Data entries:
— start —

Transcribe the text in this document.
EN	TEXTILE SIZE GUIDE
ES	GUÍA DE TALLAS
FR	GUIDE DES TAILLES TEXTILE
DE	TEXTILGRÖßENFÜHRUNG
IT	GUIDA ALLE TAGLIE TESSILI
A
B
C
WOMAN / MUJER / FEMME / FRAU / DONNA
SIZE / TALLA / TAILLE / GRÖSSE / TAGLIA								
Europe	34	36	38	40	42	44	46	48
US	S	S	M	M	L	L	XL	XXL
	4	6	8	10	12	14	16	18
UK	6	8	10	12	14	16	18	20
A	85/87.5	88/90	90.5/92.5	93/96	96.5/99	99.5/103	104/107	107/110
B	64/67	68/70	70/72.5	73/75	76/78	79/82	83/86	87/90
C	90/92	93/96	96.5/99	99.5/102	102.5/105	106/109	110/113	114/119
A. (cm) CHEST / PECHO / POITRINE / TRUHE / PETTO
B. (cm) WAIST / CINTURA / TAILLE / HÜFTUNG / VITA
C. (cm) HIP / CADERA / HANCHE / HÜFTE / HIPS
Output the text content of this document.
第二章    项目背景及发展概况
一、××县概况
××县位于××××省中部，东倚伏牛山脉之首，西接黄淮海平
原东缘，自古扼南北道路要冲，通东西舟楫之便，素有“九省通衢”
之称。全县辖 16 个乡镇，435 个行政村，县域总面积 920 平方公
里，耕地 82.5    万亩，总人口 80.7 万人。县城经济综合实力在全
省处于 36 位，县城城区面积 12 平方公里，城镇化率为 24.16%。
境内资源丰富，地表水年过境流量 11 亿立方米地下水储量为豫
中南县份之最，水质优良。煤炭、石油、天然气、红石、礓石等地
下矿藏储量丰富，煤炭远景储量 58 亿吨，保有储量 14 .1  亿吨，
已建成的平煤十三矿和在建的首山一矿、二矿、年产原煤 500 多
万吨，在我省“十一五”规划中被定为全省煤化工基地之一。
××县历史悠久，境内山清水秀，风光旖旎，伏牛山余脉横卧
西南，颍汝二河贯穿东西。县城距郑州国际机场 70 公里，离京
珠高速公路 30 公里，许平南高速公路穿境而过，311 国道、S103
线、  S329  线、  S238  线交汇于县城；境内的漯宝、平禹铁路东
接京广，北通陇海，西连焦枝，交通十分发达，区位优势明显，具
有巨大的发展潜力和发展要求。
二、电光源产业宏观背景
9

— end —

▸ **CHALLENGE**: State the count of lines above containing the string "GUIDE", and add nothing to it.

▸ **CORRECT ANSWER**: 2